What the task requires: In the code extract below, which three values does the set_mode method accept for its mode argument?

--- START Page extract ---

If you would like higher verboseness (e.g. print PGD iterations),
you may export the environment variable `export PGD=1`.
'''
self.model = model
self.eps = eps
self.alpha = alpha
self.pgditer = pgditer
self.attack_type = attack_type
self.M = M
self.W = W
self.pm = pm
self.verbose = verbose
self.device = device
self.metric = metric
self.XI = 1.
# default mode is PGD. Any specified attack will be optimized using
# PGD. Alternative option is NES. This attribute should be set
# using the set_mode(...) method after instantiation.
self.__mode = 'PGD'
# NES parameters. not used in PGD mode
self.__nes_params = {
'Npop': 100,
'lr': 3./255., # alpha=3/255 in rob28/rob224 profile.
'sigma': eps / 0.5,
}
def __str__(self):
return f'>_< AdvRank[{self.attack_type}/{self.__mode}] metric={self.metric}'
def set_mode(self, mode: str, *, surrogate: object = None):
assert mode in ('PGD', 'NES', 'Transfer')
if mode == 'Transfer' and surrogate is None:
raise ValueError('please pass in a surrogate model')
if self.verbose:
print(f'>_< setting AdvRank instance into {mode} mode.')
self.__mode = mode
if surrogate is not None:
self.__transfer_surrogate = surrogate
def __call__(self, images, labels, candi) -> tuple:
'''
Main entrance of this class
'''
return self.attack(images, labels, candi)
def update_xi(self, loss_sp):
'''
ECCV20 paper (2002.11293) uses a fixed xi parameter.
Here we use a dynamic one which does not participate in backprop.
'''
if not hasattr(self.model, 'dataset'):
# we are running pytest.
self.XI = 1e0
return
if isinstance(loss_sp, th.Tensor):
loss_sp = loss_sp.item()
# self.XI = np.exp(loss_sp.item() * 5e4) # very strict
if any(x in self.model.dataset for x in ('mnist',)):
self.XI = np.min((np.exp(loss_sp * 2e4), 1e9))

--- END Page extract ---
--- START Information shown ---

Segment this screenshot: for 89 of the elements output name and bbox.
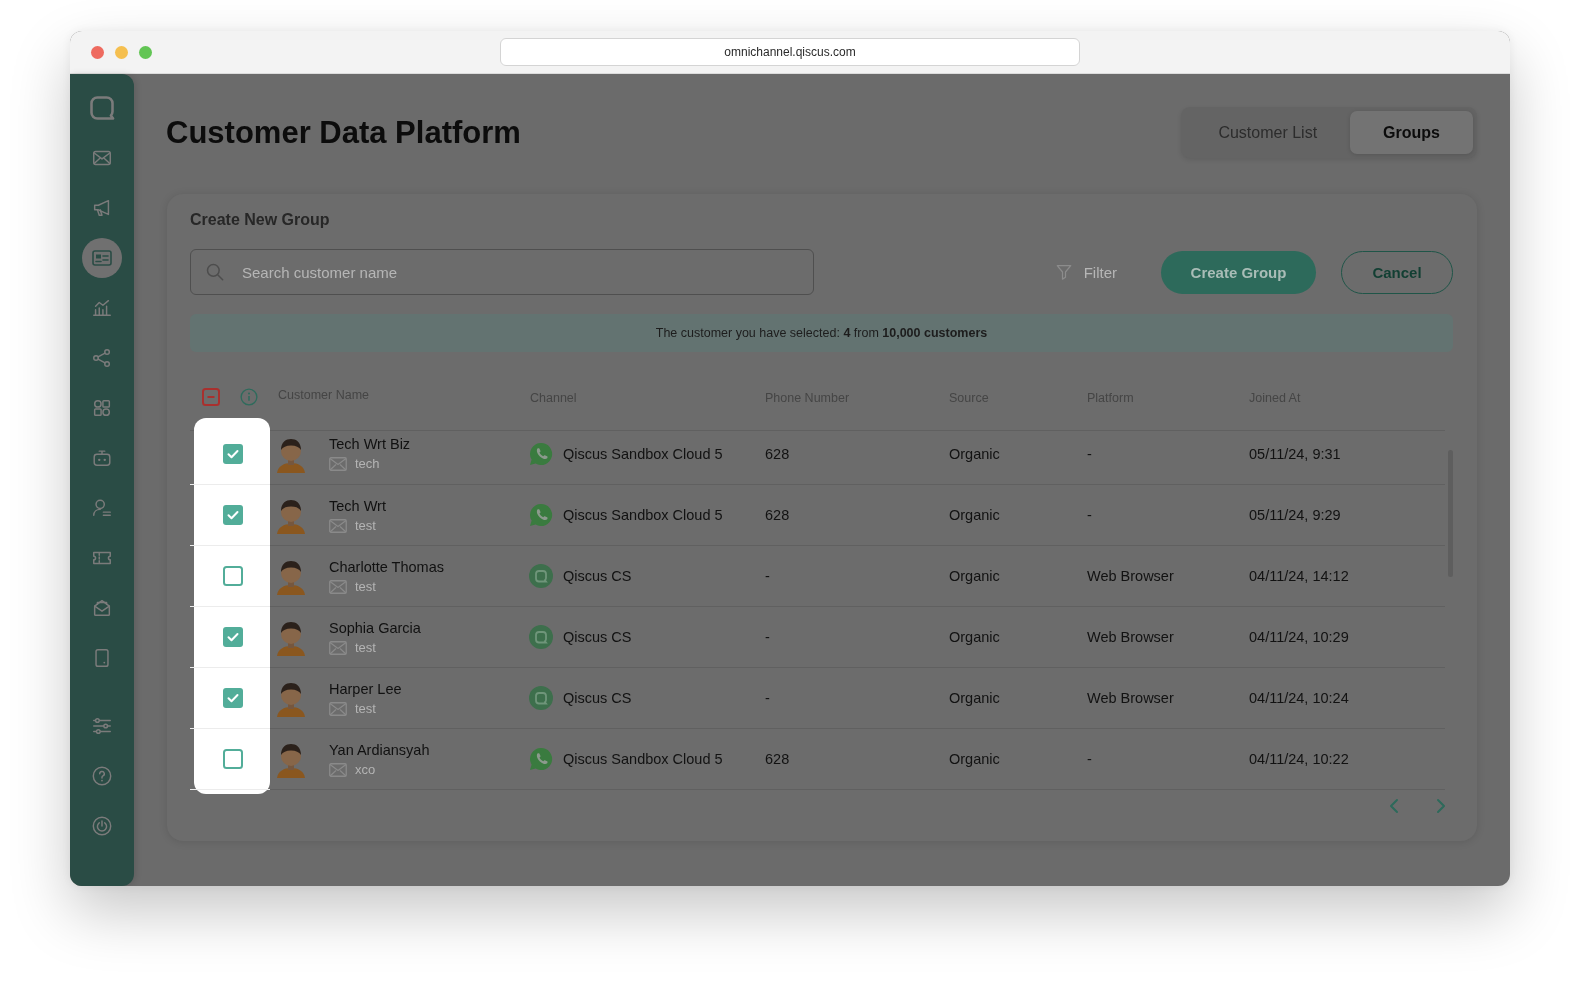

--- END Information shown ---

Correct answer: 'PGD', 'NES', and 'Transfer'.